### WHAT YOU WILL DO
Transcribe the records below exactly as they appear, omitting any pictures.

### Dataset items
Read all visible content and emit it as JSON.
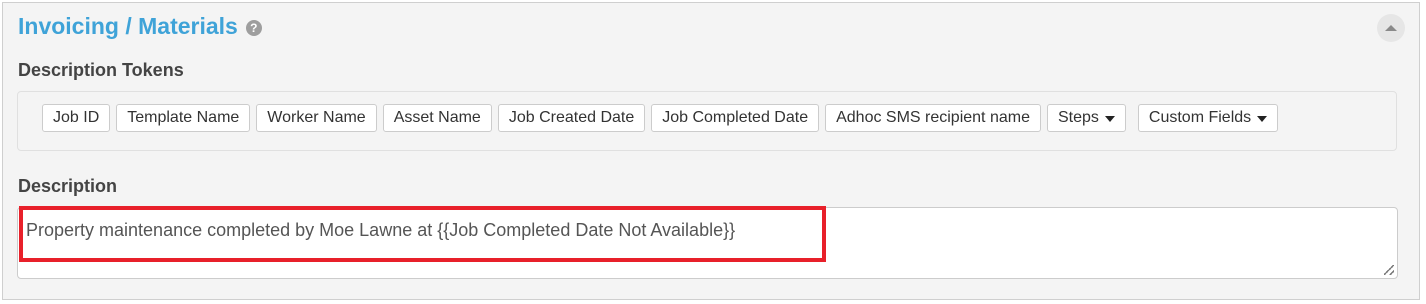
{
  "panel": {
    "title": "Invoicing / Materials",
    "help_icon": "?",
    "collapse_icon": "chevron-up-icon"
  },
  "tokens": {
    "label": "Description Tokens",
    "items": [
      {
        "label": "Job ID"
      },
      {
        "label": "Template Name"
      },
      {
        "label": "Worker Name"
      },
      {
        "label": "Asset Name"
      },
      {
        "label": "Job Created Date"
      },
      {
        "label": "Job Completed Date"
      },
      {
        "label": "Adhoc SMS recipient name"
      },
      {
        "label": "Steps",
        "dropdown": true
      },
      {
        "label": "Custom Fields",
        "dropdown": true
      }
    ]
  },
  "description": {
    "label": "Description",
    "value": "Property maintenance completed by Moe Lawne at {{Job Completed Date Not Available}}"
  },
  "colors": {
    "title": "#3fa3d8",
    "highlight": "#e8202a",
    "panel_bg": "#f4f4f4"
  }
}
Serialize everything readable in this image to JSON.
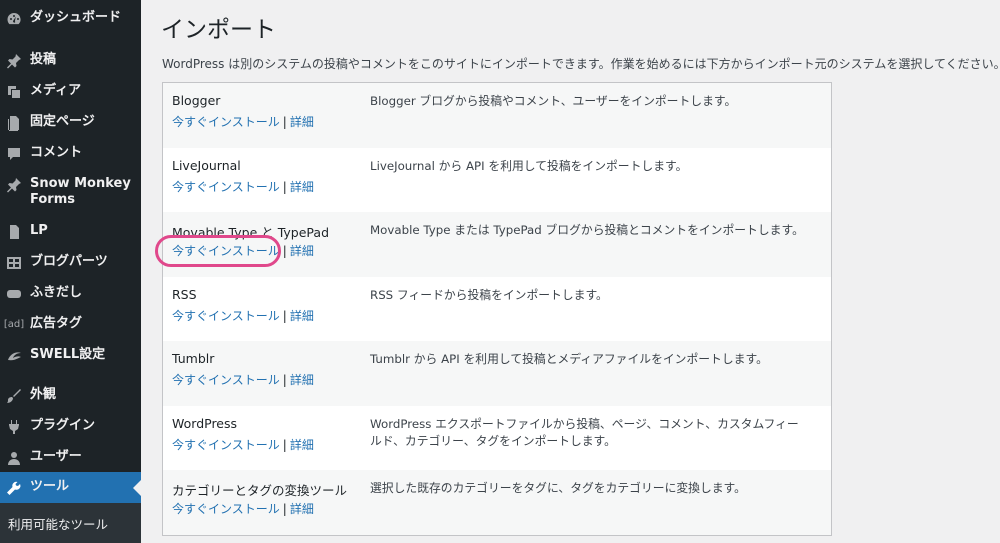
{
  "sidebar": {
    "items": [
      {
        "label": "ダッシュボード",
        "icon": "dashboard-icon"
      },
      {
        "label": "投稿",
        "icon": "pin-icon"
      },
      {
        "label": "メディア",
        "icon": "media-icon"
      },
      {
        "label": "固定ページ",
        "icon": "page-icon"
      },
      {
        "label": "コメント",
        "icon": "comment-icon"
      },
      {
        "label": "Snow Monkey Forms",
        "icon": "pin-icon"
      },
      {
        "label": "LP",
        "icon": "page-icon"
      },
      {
        "label": "ブログパーツ",
        "icon": "grid-icon"
      },
      {
        "label": "ふきだし",
        "icon": "speech-bubble-icon"
      },
      {
        "label": "広告タグ",
        "icon": "ad-icon"
      },
      {
        "label": "SWELL設定",
        "icon": "swell-icon"
      },
      {
        "label": "外観",
        "icon": "brush-icon"
      },
      {
        "label": "プラグイン",
        "icon": "plugin-icon"
      },
      {
        "label": "ユーザー",
        "icon": "user-icon"
      },
      {
        "label": "ツール",
        "icon": "wrench-icon"
      }
    ],
    "ad_icon_text": "[ad]",
    "submenu": {
      "item": "利用可能なツール"
    }
  },
  "page": {
    "title": "インポート",
    "intro": "WordPress は別のシステムの投稿やコメントをこのサイトにインポートできます。作業を始めるには下方からインポート元のシステムを選択してください。"
  },
  "importers": [
    {
      "name": "Blogger",
      "install": "今すぐインストール",
      "sep": "|",
      "details": "詳細",
      "desc": "Blogger ブログから投稿やコメント、ユーザーをインポートします。"
    },
    {
      "name": "LiveJournal",
      "install": "今すぐインストール",
      "sep": "|",
      "details": "詳細",
      "desc": "LiveJournal から API を利用して投稿をインポートします。"
    },
    {
      "name": "Movable Type と TypePad",
      "install": "今すぐインストール",
      "sep": "|",
      "details": "詳細",
      "desc": "Movable Type または TypePad ブログから投稿とコメントをインポートします。"
    },
    {
      "name": "RSS",
      "install": "今すぐインストール",
      "sep": "|",
      "details": "詳細",
      "desc": "RSS フィードから投稿をインポートします。"
    },
    {
      "name": "Tumblr",
      "install": "今すぐインストール",
      "sep": "|",
      "details": "詳細",
      "desc": "Tumblr から API を利用して投稿とメディアファイルをインポートします。"
    },
    {
      "name": "WordPress",
      "install": "今すぐインストール",
      "sep": "|",
      "details": "詳細",
      "desc": "WordPress エクスポートファイルから投稿、ページ、コメント、カスタムフィールド、カテゴリー、タグをインポートします。"
    },
    {
      "name": "カテゴリーとタグの変換ツール",
      "install": "今すぐインストール",
      "sep": "|",
      "details": "詳細",
      "desc": "選択した既存のカテゴリーをタグに、タグをカテゴリーに変換します。"
    }
  ],
  "colors": {
    "accent": "#2271b1",
    "sidebar": "#1d2327",
    "highlight": "#e0488b"
  }
}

### EXERCISE SOLUTION
Read all visible content and emit it as JSON.
{
  "panel": {
    "title": "Invoicing / Materials",
    "help_icon": "?",
    "collapse_icon": "chevron-up-icon"
  },
  "tokens": {
    "label": "Description Tokens",
    "items": [
      {
        "label": "Job ID"
      },
      {
        "label": "Template Name"
      },
      {
        "label": "Worker Name"
      },
      {
        "label": "Asset Name"
      },
      {
        "label": "Job Created Date"
      },
      {
        "label": "Job Completed Date"
      },
      {
        "label": "Adhoc SMS recipient name"
      },
      {
        "label": "Steps",
        "dropdown": true
      },
      {
        "label": "Custom Fields",
        "dropdown": true
      }
    ]
  },
  "description": {
    "label": "Description",
    "value": "Property maintenance completed by Moe Lawne at {{Job Completed Date Not Available}}"
  },
  "colors": {
    "title": "#3fa3d8",
    "highlight": "#e8202a",
    "panel_bg": "#f4f4f4"
  }
}
Serialize everything readable in this image to JSON.
{
  "sidebar": {
    "items": [
      {
        "label": "ダッシュボード",
        "icon": "dashboard-icon"
      },
      {
        "label": "投稿",
        "icon": "pin-icon"
      },
      {
        "label": "メディア",
        "icon": "media-icon"
      },
      {
        "label": "固定ページ",
        "icon": "page-icon"
      },
      {
        "label": "コメント",
        "icon": "comment-icon"
      },
      {
        "label": "Snow Monkey Forms",
        "icon": "pin-icon"
      },
      {
        "label": "LP",
        "icon": "page-icon"
      },
      {
        "label": "ブログパーツ",
        "icon": "grid-icon"
      },
      {
        "label": "ふきだし",
        "icon": "speech-bubble-icon"
      },
      {
        "label": "広告タグ",
        "icon": "ad-icon"
      },
      {
        "label": "SWELL設定",
        "icon": "swell-icon"
      },
      {
        "label": "外観",
        "icon": "brush-icon"
      },
      {
        "label": "プラグイン",
        "icon": "plugin-icon"
      },
      {
        "label": "ユーザー",
        "icon": "user-icon"
      },
      {
        "label": "ツール",
        "icon": "wrench-icon"
      }
    ],
    "ad_icon_text": "[ad]",
    "submenu": {
      "item": "利用可能なツール"
    }
  },
  "page": {
    "title": "インポート",
    "intro": "WordPress は別のシステムの投稿やコメントをこのサイトにインポートできます。作業を始めるには下方からインポート元のシステムを選択してください。"
  },
  "importers": [
    {
      "name": "Blogger",
      "install": "今すぐインストール",
      "sep": "|",
      "details": "詳細",
      "desc": "Blogger ブログから投稿やコメント、ユーザーをインポートします。"
    },
    {
      "name": "LiveJournal",
      "install": "今すぐインストール",
      "sep": "|",
      "details": "詳細",
      "desc": "LiveJournal から API を利用して投稿をインポートします。"
    },
    {
      "name": "Movable Type と TypePad",
      "install": "今すぐインストール",
      "sep": "|",
      "details": "詳細",
      "desc": "Movable Type または TypePad ブログから投稿とコメントをインポートします。"
    },
    {
      "name": "RSS",
      "install": "今すぐインストール",
      "sep": "|",
      "details": "詳細",
      "desc": "RSS フィードから投稿をインポートします。"
    },
    {
      "name": "Tumblr",
      "install": "今すぐインストール",
      "sep": "|",
      "details": "詳細",
      "desc": "Tumblr から API を利用して投稿とメディアファイルをインポートします。"
    },
    {
      "name": "WordPress",
      "install": "今すぐインストール",
      "sep": "|",
      "details": "詳細",
      "desc": "WordPress エクスポートファイルから投稿、ページ、コメント、カスタムフィールド、カテゴリー、タグをインポートします。"
    },
    {
      "name": "カテゴリーとタグの変換ツール",
      "install": "今すぐインストール",
      "sep": "|",
      "details": "詳細",
      "desc": "選択した既存のカテゴリーをタグに、タグをカテゴリーに変換します。"
    }
  ],
  "colors": {
    "accent": "#2271b1",
    "sidebar": "#1d2327",
    "highlight": "#e0488b"
  }
}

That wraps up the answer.